> WRITTEN REQUEST
The records that follow are to be transcribed in full, without their images.

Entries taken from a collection
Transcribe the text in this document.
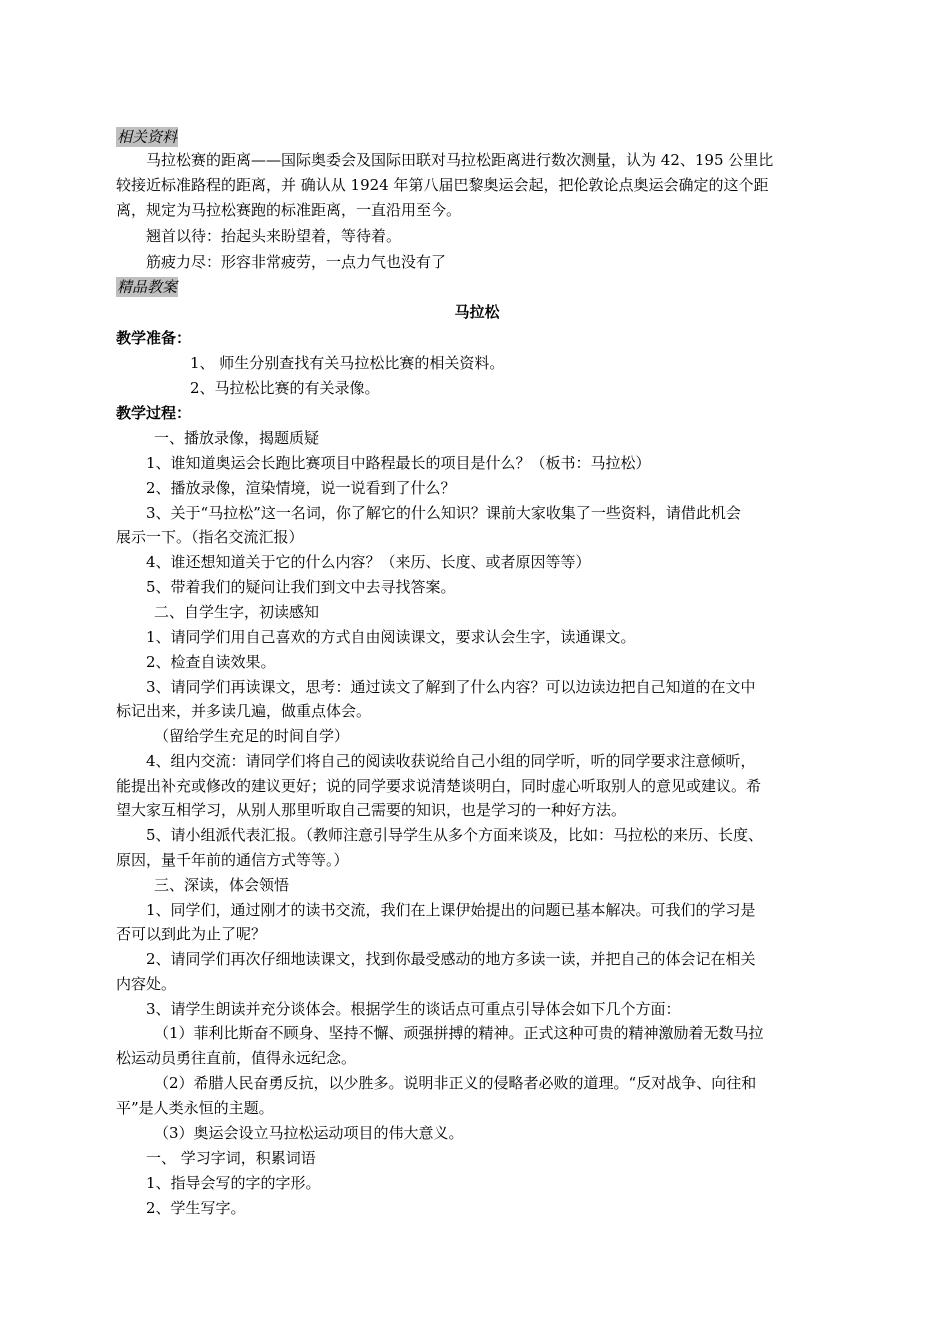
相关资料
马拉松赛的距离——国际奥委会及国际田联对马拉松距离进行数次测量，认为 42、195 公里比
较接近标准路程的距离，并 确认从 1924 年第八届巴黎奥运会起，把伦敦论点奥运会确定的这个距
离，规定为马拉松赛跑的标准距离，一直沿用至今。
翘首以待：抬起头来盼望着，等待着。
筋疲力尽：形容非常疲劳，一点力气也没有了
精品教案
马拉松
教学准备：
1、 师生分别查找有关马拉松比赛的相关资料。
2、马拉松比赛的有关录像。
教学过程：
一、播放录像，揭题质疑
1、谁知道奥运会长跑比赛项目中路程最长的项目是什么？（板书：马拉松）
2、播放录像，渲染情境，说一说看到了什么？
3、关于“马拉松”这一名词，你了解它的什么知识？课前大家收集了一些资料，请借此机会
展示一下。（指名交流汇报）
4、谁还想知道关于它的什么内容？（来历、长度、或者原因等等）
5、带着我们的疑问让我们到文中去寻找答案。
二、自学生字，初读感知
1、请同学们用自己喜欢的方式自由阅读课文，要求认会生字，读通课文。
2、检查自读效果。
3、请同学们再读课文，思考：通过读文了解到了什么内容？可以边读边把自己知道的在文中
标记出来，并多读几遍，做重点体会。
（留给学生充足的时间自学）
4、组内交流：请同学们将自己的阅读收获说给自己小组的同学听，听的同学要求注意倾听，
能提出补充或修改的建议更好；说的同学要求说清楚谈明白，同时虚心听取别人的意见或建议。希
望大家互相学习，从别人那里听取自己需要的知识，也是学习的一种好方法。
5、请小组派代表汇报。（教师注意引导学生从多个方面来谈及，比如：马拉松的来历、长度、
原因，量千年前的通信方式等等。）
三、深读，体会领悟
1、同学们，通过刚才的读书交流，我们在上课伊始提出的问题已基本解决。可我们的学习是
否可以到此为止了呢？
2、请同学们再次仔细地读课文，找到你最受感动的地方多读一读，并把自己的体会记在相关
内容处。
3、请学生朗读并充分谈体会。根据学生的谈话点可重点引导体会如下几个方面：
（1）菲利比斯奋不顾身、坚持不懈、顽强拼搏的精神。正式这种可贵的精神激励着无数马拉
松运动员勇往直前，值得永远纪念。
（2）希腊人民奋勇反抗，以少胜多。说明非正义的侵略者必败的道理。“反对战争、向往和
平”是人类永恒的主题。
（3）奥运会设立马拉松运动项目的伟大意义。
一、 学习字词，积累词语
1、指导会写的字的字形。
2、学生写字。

> CORRECT RESPONSE
Transcribe the text in this document.
相关资料
马拉松赛的距离——国际奥委会及国际田联对马拉松距离进行数次测量，认为 42、195 公里比
较接近标准路程的距离，并 确认从 1924 年第八届巴黎奥运会起，把伦敦论点奥运会确定的这个距
离，规定为马拉松赛跑的标准距离，一直沿用至今。
翘首以待：抬起头来盼望着，等待着。
筋疲力尽：形容非常疲劳，一点力气也没有了
精品教案
马拉松
教学准备：
1、 师生分别查找有关马拉松比赛的相关资料。
2、马拉松比赛的有关录像。
教学过程：
一、播放录像，揭题质疑
1、谁知道奥运会长跑比赛项目中路程最长的项目是什么？（板书：马拉松）
2、播放录像，渲染情境，说一说看到了什么？
3、关于“马拉松”这一名词，你了解它的什么知识？课前大家收集了一些资料，请借此机会
展示一下。（指名交流汇报）
4、谁还想知道关于它的什么内容？（来历、长度、或者原因等等）
5、带着我们的疑问让我们到文中去寻找答案。
二、自学生字，初读感知
1、请同学们用自己喜欢的方式自由阅读课文，要求认会生字，读通课文。
2、检查自读效果。
3、请同学们再读课文，思考：通过读文了解到了什么内容？可以边读边把自己知道的在文中
标记出来，并多读几遍，做重点体会。
（留给学生充足的时间自学）
4、组内交流：请同学们将自己的阅读收获说给自己小组的同学听，听的同学要求注意倾听，
能提出补充或修改的建议更好；说的同学要求说清楚谈明白，同时虚心听取别人的意见或建议。希
望大家互相学习，从别人那里听取自己需要的知识，也是学习的一种好方法。
5、请小组派代表汇报。（教师注意引导学生从多个方面来谈及，比如：马拉松的来历、长度、
原因，量千年前的通信方式等等。）
三、深读，体会领悟
1、同学们，通过刚才的读书交流，我们在上课伊始提出的问题已基本解决。可我们的学习是
否可以到此为止了呢？
2、请同学们再次仔细地读课文，找到你最受感动的地方多读一读，并把自己的体会记在相关
内容处。
3、请学生朗读并充分谈体会。根据学生的谈话点可重点引导体会如下几个方面：
（1）菲利比斯奋不顾身、坚持不懈、顽强拼搏的精神。正式这种可贵的精神激励着无数马拉
松运动员勇往直前，值得永远纪念。
（2）希腊人民奋勇反抗，以少胜多。说明非正义的侵略者必败的道理。“反对战争、向往和
平”是人类永恒的主题。
（3）奥运会设立马拉松运动项目的伟大意义。
一、 学习字词，积累词语
1、指导会写的字的字形。
2、学生写字。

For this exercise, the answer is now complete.